__Exercise__.
Locate each line with the string "Primacial" in the listing below and copy it.

__Data records__.
--- START ---
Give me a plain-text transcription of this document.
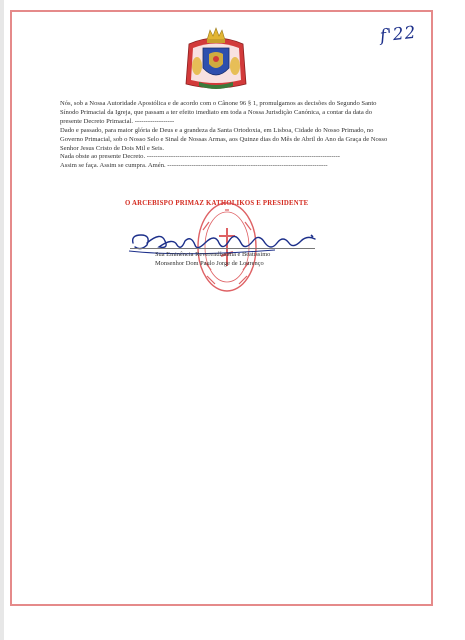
f'22

Nós, sob a Nossa Autoridade Apostólica e de acordo com o Cânone 96 § 1, promulgamos as decisões do Segundo Santo Sínodo Primacial da Igreja, que passam a ter efeito imediato em toda a Nossa Jurisdição Canónica, a contar da data do presente Decreto Primacial. ------------------

Dado e passado, para maior glória de Deus e a grandeza da Santa Ortodoxia, em Lisboa, Cidade do Nosso Primado, no Governo Primacial, sob o Nosso Selo e Sinal de Nossas Armas, aos Quinze dias do Mês de Abril do Ano da Graça de Nosso Senhor Jesus Cristo de Dois Mil e Seis.

Nada obste ao presente Decreto. ----------------------------------------------------------------------------------------

Assim se faça. Assim se cumpra. Amén. -------------------------------------------------------------------------

O ARCEBISPO PRIMAZ KATHOLIKOS E PRESIDENTE
Sua Eminência Reverendíssima e Beatíssimo
Monsenhor Dom Paulo Jorge de Lourenço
--- END ---
__Solved exercise__.
Nós, sob a Nossa Autoridade Apostólica e de acordo com o Cânone 96 § 1, promulgamos as decisões do Segundo Santo Sínodo Primacial da Igreja, que passam a ter efeito imediato em toda a Nossa Jurisdição Canónica, a contar da data do presente Decreto Primacial. ------------------
Dado e passado, para maior glória de Deus e a grandeza da Santa Ortodoxia, em Lisboa, Cidade do Nosso Primado, no Governo Primacial, sob o Nosso Selo e Sinal de Nossas Armas, aos Quinze dias do Mês de Abril do Ano da Graça de Nosso Senhor Jesus Cristo de Dois Mil e Seis.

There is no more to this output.